Given task → Copy the records below exactly, leaving out every picture.

.....

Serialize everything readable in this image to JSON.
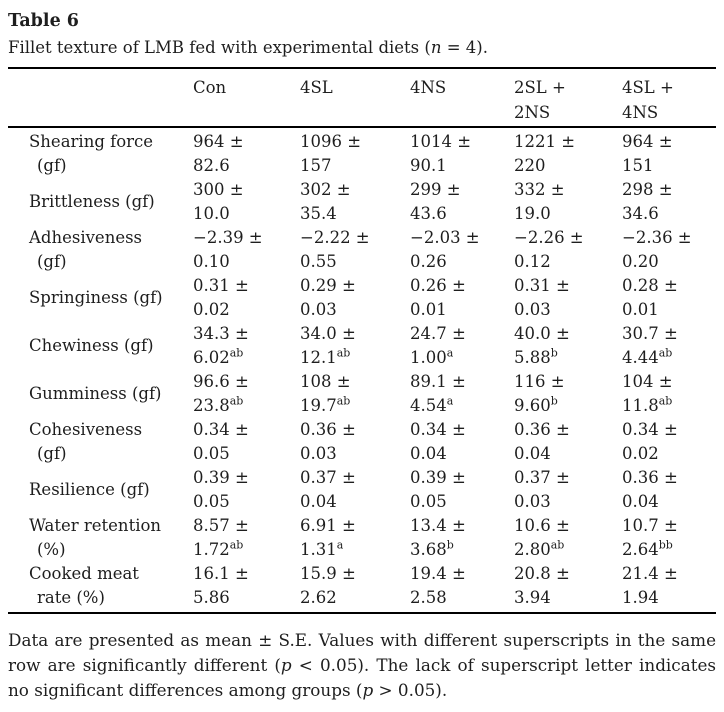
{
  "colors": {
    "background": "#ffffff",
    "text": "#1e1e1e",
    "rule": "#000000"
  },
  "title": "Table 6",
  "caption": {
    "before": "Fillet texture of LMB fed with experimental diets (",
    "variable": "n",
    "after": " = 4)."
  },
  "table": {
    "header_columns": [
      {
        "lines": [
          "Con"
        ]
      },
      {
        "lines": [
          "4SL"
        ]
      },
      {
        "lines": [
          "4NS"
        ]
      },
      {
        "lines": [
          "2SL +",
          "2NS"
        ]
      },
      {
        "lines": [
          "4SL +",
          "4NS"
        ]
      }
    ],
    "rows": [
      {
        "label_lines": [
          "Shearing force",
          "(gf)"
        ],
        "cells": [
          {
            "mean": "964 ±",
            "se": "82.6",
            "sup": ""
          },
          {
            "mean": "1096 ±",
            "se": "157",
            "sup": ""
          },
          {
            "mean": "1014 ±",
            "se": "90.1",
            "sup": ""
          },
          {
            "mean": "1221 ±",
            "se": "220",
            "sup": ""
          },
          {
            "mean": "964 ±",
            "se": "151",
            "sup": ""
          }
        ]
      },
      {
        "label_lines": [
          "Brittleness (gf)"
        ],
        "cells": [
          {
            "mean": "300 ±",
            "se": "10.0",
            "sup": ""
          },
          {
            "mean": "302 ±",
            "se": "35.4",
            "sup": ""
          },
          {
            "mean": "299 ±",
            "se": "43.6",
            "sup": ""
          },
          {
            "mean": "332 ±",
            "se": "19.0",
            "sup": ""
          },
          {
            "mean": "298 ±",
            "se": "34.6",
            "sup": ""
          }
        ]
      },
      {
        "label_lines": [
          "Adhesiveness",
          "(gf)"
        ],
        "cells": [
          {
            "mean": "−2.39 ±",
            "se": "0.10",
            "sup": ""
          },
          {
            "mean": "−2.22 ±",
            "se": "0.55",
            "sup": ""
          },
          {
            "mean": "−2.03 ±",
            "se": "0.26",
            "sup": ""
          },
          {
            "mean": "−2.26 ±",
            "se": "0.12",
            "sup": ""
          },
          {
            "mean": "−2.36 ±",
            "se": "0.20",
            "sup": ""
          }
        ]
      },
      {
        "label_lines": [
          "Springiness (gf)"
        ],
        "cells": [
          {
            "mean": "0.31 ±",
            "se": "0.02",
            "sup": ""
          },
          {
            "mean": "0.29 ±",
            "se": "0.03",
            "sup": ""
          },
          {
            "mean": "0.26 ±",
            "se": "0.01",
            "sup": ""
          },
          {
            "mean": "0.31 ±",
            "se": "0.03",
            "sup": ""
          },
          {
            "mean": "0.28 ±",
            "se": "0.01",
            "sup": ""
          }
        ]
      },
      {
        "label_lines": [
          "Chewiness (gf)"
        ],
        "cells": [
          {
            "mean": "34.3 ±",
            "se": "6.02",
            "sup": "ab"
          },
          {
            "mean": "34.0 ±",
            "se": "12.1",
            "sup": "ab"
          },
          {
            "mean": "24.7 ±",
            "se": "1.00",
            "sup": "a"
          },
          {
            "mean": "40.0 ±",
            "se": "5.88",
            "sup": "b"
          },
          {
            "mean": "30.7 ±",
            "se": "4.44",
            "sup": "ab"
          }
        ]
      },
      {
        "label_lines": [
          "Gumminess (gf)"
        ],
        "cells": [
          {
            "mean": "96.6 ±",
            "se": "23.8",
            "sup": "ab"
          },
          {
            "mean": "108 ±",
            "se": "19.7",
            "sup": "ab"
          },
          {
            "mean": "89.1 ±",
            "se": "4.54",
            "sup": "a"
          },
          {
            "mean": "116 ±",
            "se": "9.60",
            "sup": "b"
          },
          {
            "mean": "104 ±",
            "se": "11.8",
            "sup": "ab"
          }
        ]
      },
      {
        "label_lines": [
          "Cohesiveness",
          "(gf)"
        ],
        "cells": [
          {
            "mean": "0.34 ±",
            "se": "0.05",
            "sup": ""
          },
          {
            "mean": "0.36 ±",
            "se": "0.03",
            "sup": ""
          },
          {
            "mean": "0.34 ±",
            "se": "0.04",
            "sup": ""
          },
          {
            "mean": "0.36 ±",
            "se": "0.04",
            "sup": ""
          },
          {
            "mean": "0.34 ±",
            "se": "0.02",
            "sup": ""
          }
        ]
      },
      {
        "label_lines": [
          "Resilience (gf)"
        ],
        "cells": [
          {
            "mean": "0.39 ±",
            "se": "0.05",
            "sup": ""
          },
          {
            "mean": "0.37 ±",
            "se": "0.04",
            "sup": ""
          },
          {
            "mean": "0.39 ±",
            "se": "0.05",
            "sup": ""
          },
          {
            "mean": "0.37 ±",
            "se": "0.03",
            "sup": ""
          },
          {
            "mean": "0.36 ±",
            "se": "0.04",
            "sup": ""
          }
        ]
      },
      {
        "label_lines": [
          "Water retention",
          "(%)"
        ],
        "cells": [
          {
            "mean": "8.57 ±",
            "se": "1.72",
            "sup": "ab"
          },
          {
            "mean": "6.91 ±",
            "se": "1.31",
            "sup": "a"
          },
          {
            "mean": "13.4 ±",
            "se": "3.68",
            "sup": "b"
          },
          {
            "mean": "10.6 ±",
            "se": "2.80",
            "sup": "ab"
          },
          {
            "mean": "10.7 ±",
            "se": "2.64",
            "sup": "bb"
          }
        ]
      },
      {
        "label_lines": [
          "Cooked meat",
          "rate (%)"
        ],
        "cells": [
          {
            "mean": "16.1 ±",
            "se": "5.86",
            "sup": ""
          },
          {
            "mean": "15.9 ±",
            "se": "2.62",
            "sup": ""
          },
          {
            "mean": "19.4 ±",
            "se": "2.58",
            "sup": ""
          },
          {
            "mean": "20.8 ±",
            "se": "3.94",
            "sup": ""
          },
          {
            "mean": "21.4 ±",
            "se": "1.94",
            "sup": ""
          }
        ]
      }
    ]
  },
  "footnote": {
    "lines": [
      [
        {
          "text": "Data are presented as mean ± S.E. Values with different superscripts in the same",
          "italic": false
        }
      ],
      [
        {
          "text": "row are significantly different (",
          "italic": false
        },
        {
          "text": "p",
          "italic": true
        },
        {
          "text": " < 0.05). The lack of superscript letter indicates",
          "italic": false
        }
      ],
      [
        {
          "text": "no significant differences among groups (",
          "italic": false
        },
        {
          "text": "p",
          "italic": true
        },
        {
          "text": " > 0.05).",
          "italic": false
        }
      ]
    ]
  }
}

.....

Problem solution →
Serialize everything readable in this image to JSON.
{
  "colors": {
    "background": "#ffffff",
    "text": "#1e1e1e",
    "rule": "#000000"
  },
  "title": "Table 6",
  "caption": {
    "before": "Fillet texture of LMB fed with experimental diets (",
    "variable": "n",
    "after": " = 4)."
  },
  "table": {
    "header_columns": [
      {
        "lines": [
          "Con"
        ]
      },
      {
        "lines": [
          "4SL"
        ]
      },
      {
        "lines": [
          "4NS"
        ]
      },
      {
        "lines": [
          "2SL +",
          "2NS"
        ]
      },
      {
        "lines": [
          "4SL +",
          "4NS"
        ]
      }
    ],
    "rows": [
      {
        "label_lines": [
          "Shearing force",
          "(gf)"
        ],
        "cells": [
          {
            "mean": "964 ±",
            "se": "82.6",
            "sup": ""
          },
          {
            "mean": "1096 ±",
            "se": "157",
            "sup": ""
          },
          {
            "mean": "1014 ±",
            "se": "90.1",
            "sup": ""
          },
          {
            "mean": "1221 ±",
            "se": "220",
            "sup": ""
          },
          {
            "mean": "964 ±",
            "se": "151",
            "sup": ""
          }
        ]
      },
      {
        "label_lines": [
          "Brittleness (gf)"
        ],
        "cells": [
          {
            "mean": "300 ±",
            "se": "10.0",
            "sup": ""
          },
          {
            "mean": "302 ±",
            "se": "35.4",
            "sup": ""
          },
          {
            "mean": "299 ±",
            "se": "43.6",
            "sup": ""
          },
          {
            "mean": "332 ±",
            "se": "19.0",
            "sup": ""
          },
          {
            "mean": "298 ±",
            "se": "34.6",
            "sup": ""
          }
        ]
      },
      {
        "label_lines": [
          "Adhesiveness",
          "(gf)"
        ],
        "cells": [
          {
            "mean": "−2.39 ±",
            "se": "0.10",
            "sup": ""
          },
          {
            "mean": "−2.22 ±",
            "se": "0.55",
            "sup": ""
          },
          {
            "mean": "−2.03 ±",
            "se": "0.26",
            "sup": ""
          },
          {
            "mean": "−2.26 ±",
            "se": "0.12",
            "sup": ""
          },
          {
            "mean": "−2.36 ±",
            "se": "0.20",
            "sup": ""
          }
        ]
      },
      {
        "label_lines": [
          "Springiness (gf)"
        ],
        "cells": [
          {
            "mean": "0.31 ±",
            "se": "0.02",
            "sup": ""
          },
          {
            "mean": "0.29 ±",
            "se": "0.03",
            "sup": ""
          },
          {
            "mean": "0.26 ±",
            "se": "0.01",
            "sup": ""
          },
          {
            "mean": "0.31 ±",
            "se": "0.03",
            "sup": ""
          },
          {
            "mean": "0.28 ±",
            "se": "0.01",
            "sup": ""
          }
        ]
      },
      {
        "label_lines": [
          "Chewiness (gf)"
        ],
        "cells": [
          {
            "mean": "34.3 ±",
            "se": "6.02",
            "sup": "ab"
          },
          {
            "mean": "34.0 ±",
            "se": "12.1",
            "sup": "ab"
          },
          {
            "mean": "24.7 ±",
            "se": "1.00",
            "sup": "a"
          },
          {
            "mean": "40.0 ±",
            "se": "5.88",
            "sup": "b"
          },
          {
            "mean": "30.7 ±",
            "se": "4.44",
            "sup": "ab"
          }
        ]
      },
      {
        "label_lines": [
          "Gumminess (gf)"
        ],
        "cells": [
          {
            "mean": "96.6 ±",
            "se": "23.8",
            "sup": "ab"
          },
          {
            "mean": "108 ±",
            "se": "19.7",
            "sup": "ab"
          },
          {
            "mean": "89.1 ±",
            "se": "4.54",
            "sup": "a"
          },
          {
            "mean": "116 ±",
            "se": "9.60",
            "sup": "b"
          },
          {
            "mean": "104 ±",
            "se": "11.8",
            "sup": "ab"
          }
        ]
      },
      {
        "label_lines": [
          "Cohesiveness",
          "(gf)"
        ],
        "cells": [
          {
            "mean": "0.34 ±",
            "se": "0.05",
            "sup": ""
          },
          {
            "mean": "0.36 ±",
            "se": "0.03",
            "sup": ""
          },
          {
            "mean": "0.34 ±",
            "se": "0.04",
            "sup": ""
          },
          {
            "mean": "0.36 ±",
            "se": "0.04",
            "sup": ""
          },
          {
            "mean": "0.34 ±",
            "se": "0.02",
            "sup": ""
          }
        ]
      },
      {
        "label_lines": [
          "Resilience (gf)"
        ],
        "cells": [
          {
            "mean": "0.39 ±",
            "se": "0.05",
            "sup": ""
          },
          {
            "mean": "0.37 ±",
            "se": "0.04",
            "sup": ""
          },
          {
            "mean": "0.39 ±",
            "se": "0.05",
            "sup": ""
          },
          {
            "mean": "0.37 ±",
            "se": "0.03",
            "sup": ""
          },
          {
            "mean": "0.36 ±",
            "se": "0.04",
            "sup": ""
          }
        ]
      },
      {
        "label_lines": [
          "Water retention",
          "(%)"
        ],
        "cells": [
          {
            "mean": "8.57 ±",
            "se": "1.72",
            "sup": "ab"
          },
          {
            "mean": "6.91 ±",
            "se": "1.31",
            "sup": "a"
          },
          {
            "mean": "13.4 ±",
            "se": "3.68",
            "sup": "b"
          },
          {
            "mean": "10.6 ±",
            "se": "2.80",
            "sup": "ab"
          },
          {
            "mean": "10.7 ±",
            "se": "2.64",
            "sup": "bb"
          }
        ]
      },
      {
        "label_lines": [
          "Cooked meat",
          "rate (%)"
        ],
        "cells": [
          {
            "mean": "16.1 ±",
            "se": "5.86",
            "sup": ""
          },
          {
            "mean": "15.9 ±",
            "se": "2.62",
            "sup": ""
          },
          {
            "mean": "19.4 ±",
            "se": "2.58",
            "sup": ""
          },
          {
            "mean": "20.8 ±",
            "se": "3.94",
            "sup": ""
          },
          {
            "mean": "21.4 ±",
            "se": "1.94",
            "sup": ""
          }
        ]
      }
    ]
  },
  "footnote": {
    "lines": [
      [
        {
          "text": "Data are presented as mean ± S.E. Values with different superscripts in the same",
          "italic": false
        }
      ],
      [
        {
          "text": "row are significantly different (",
          "italic": false
        },
        {
          "text": "p",
          "italic": true
        },
        {
          "text": " < 0.05). The lack of superscript letter indicates",
          "italic": false
        }
      ],
      [
        {
          "text": "no significant differences among groups (",
          "italic": false
        },
        {
          "text": "p",
          "italic": true
        },
        {
          "text": " > 0.05).",
          "italic": false
        }
      ]
    ]
  }
}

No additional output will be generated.